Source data
════════════════

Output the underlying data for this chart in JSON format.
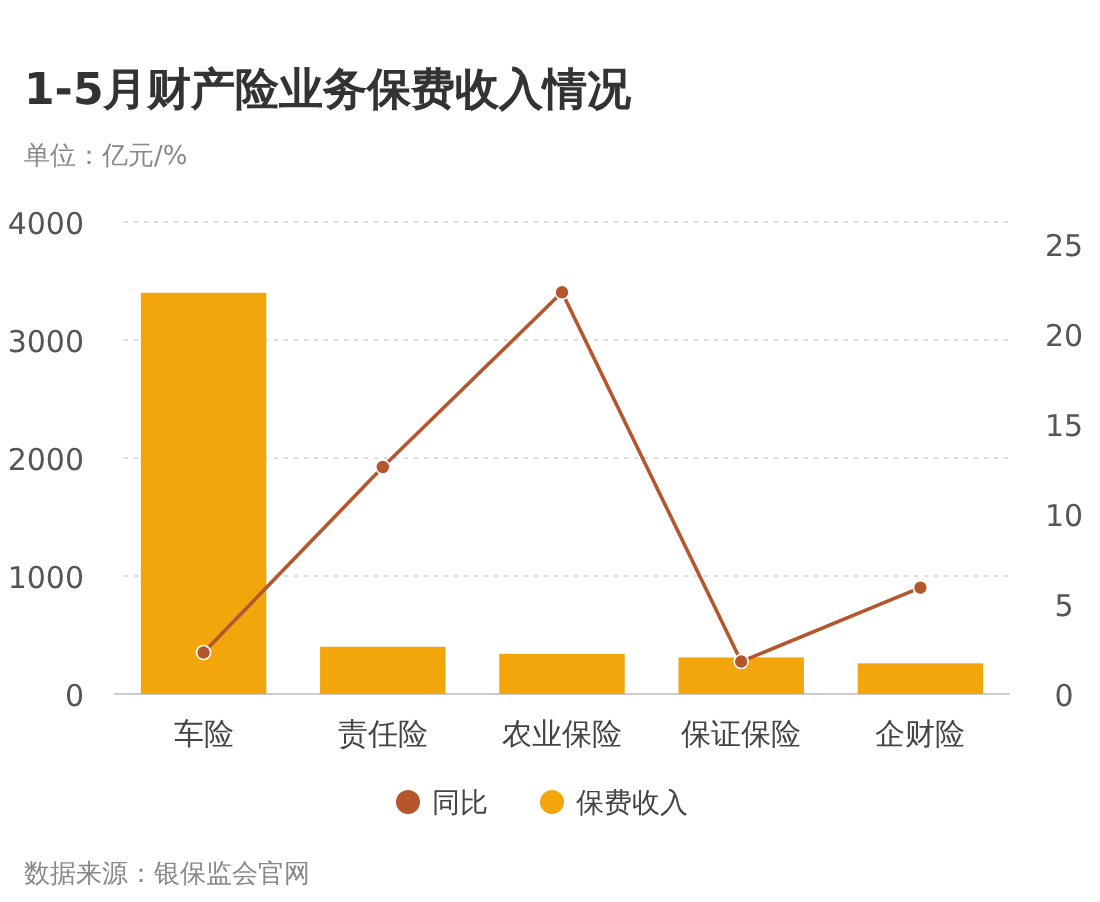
{
  "chart_data": {
    "type": "bar",
    "title": "1-5月财产险业务保费收入情况",
    "subtitle": "单位：亿元/%",
    "categories": [
      "车险",
      "责任险",
      "农业保险",
      "保证保险",
      "企财险"
    ],
    "series": [
      {
        "name": "同比",
        "type": "line",
        "axis": "y2",
        "color": "#b5562c",
        "marker": "circle",
        "values": [
          2.3,
          12.6,
          22.3,
          1.8,
          5.9
        ]
      },
      {
        "name": "保费收入",
        "color": "#f2a60c",
        "values": [
          3400,
          400,
          340,
          310,
          260
        ]
      }
    ],
    "ylim": [
      0,
      4000
    ],
    "yticks": [
      0,
      1000,
      2000,
      3000,
      4000
    ],
    "y2lim": [
      0,
      26.2
    ],
    "y2ticks": [
      0,
      5,
      10,
      15,
      20,
      25
    ],
    "grid": "y",
    "legend": "bottom",
    "annotations": [
      "数据来源：银保监会官网"
    ]
  }
}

════════════════

Exercise aim: Set down the material above as is, without any pictures.

Right answer:
Output the underlying data for this chart in JSON format.
{
  "chart_data": {
    "type": "bar",
    "title": "1-5月财产险业务保费收入情况",
    "subtitle": "单位：亿元/%",
    "categories": [
      "车险",
      "责任险",
      "农业保险",
      "保证保险",
      "企财险"
    ],
    "series": [
      {
        "name": "同比",
        "type": "line",
        "axis": "y2",
        "color": "#b5562c",
        "marker": "circle",
        "values": [
          2.3,
          12.6,
          22.3,
          1.8,
          5.9
        ]
      },
      {
        "name": "保费收入",
        "color": "#f2a60c",
        "values": [
          3400,
          400,
          340,
          310,
          260
        ]
      }
    ],
    "ylim": [
      0,
      4000
    ],
    "yticks": [
      0,
      1000,
      2000,
      3000,
      4000
    ],
    "y2lim": [
      0,
      26.2
    ],
    "y2ticks": [
      0,
      5,
      10,
      15,
      20,
      25
    ],
    "grid": "y",
    "legend": "bottom",
    "annotations": [
      "数据来源：银保监会官网"
    ]
  }
}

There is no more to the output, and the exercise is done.